▼▼▼

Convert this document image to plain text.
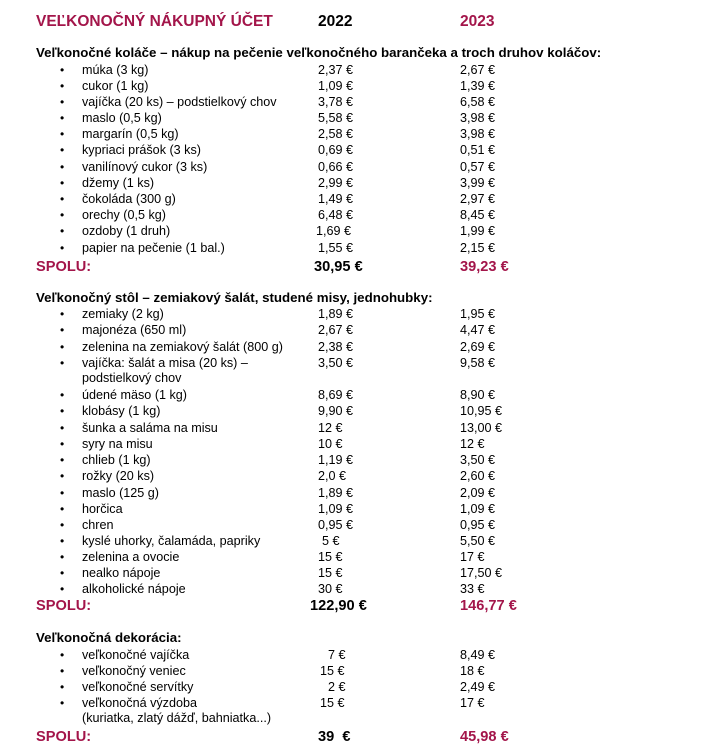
VEĽKONOČNÝ NÁKUPNÝ ÚČET	2022	2023
Veľkonočné koláče – nákup na pečenie veľkonočného barančeka a troch druhov koláčov:
• múka (3 kg)	2,37 €	2,67 €
• cukor (1 kg)	1,09 €	1,39 €
• vajíčka (20 ks) – podstielkový chov	3,78 €	6,58 €
• maslo (0,5 kg)	5,58 €	3,98 €
• margarín (0,5 kg)	2,58 €	3,98 €
• kypriaci prášok (3 ks)	0,69 €	0,51 €
• vanilínový cukor (3 ks)	0,66 €	0,57 €
• džemy (1 ks)	2,99 €	3,99 €
• čokoláda (300 g)	1,49 €	2,97 €
• orechy (0,5 kg)	6,48 €	8,45 €
• ozdoby (1 druh)	1,69 €	1,99 €
• papier na pečenie (1 bal.)	1,55 €	2,15 €
SPOLU:	30,95 €	39,23 €
Veľkonočný stôl – zemiakový šalát, studené misy, jednohubky:
• zemiaky (2 kg)	1,89 €	1,95 €
• majonéza (650 ml)	2,67 €	4,47 €
• zelenina na zemiakový šalát (800 g)	2,38 €	2,69 €
• vajíčka: šalát a misa (20 ks) –	3,50 €	9,58 €
podstielkový chov
• údené mäso (1 kg)	8,69 €	8,90 €
• klobásy (1 kg)	9,90 €	10,95 €
• šunka a saláma na misu	12 €	13,00 €
• syry na misu	10 €	12 €
• chlieb (1 kg)	1,19 €	3,50 €
• rožky (20 ks)	2,0 €	2,60 €
• maslo (125 g)	1,89 €	2,09 €
• horčica	1,09 €	1,09 €
• chren	0,95 €	0,95 €
• kyslé uhorky, čalamáda, papriky	5 €	5,50 €
• zelenina a ovocie	15 €	17 €
• nealko nápoje	15 €	17,50 €
• alkoholické nápoje	30 €	33 €
SPOLU:	122,90 €	146,77 €
Veľkonočná dekorácia:
• veľkonočné vajíčka	7 €	8,49 €
• veľkonočný veniec	15 €	18 €
• veľkonočné servítky	2 €	2,49 €
• veľkonočná výzdoba	15 €	17 €
(kuriatka, zlatý dážď, bahniatka...)
SPOLU:	39  €	45,98 €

▲▲▲

From the entries above, list each line with "nápoje" in it.

### [SOLUTION TO THE EXERCISE]
• nealko nápoje	15 €	17,50 €
• alkoholické nápoje	30 €	33 €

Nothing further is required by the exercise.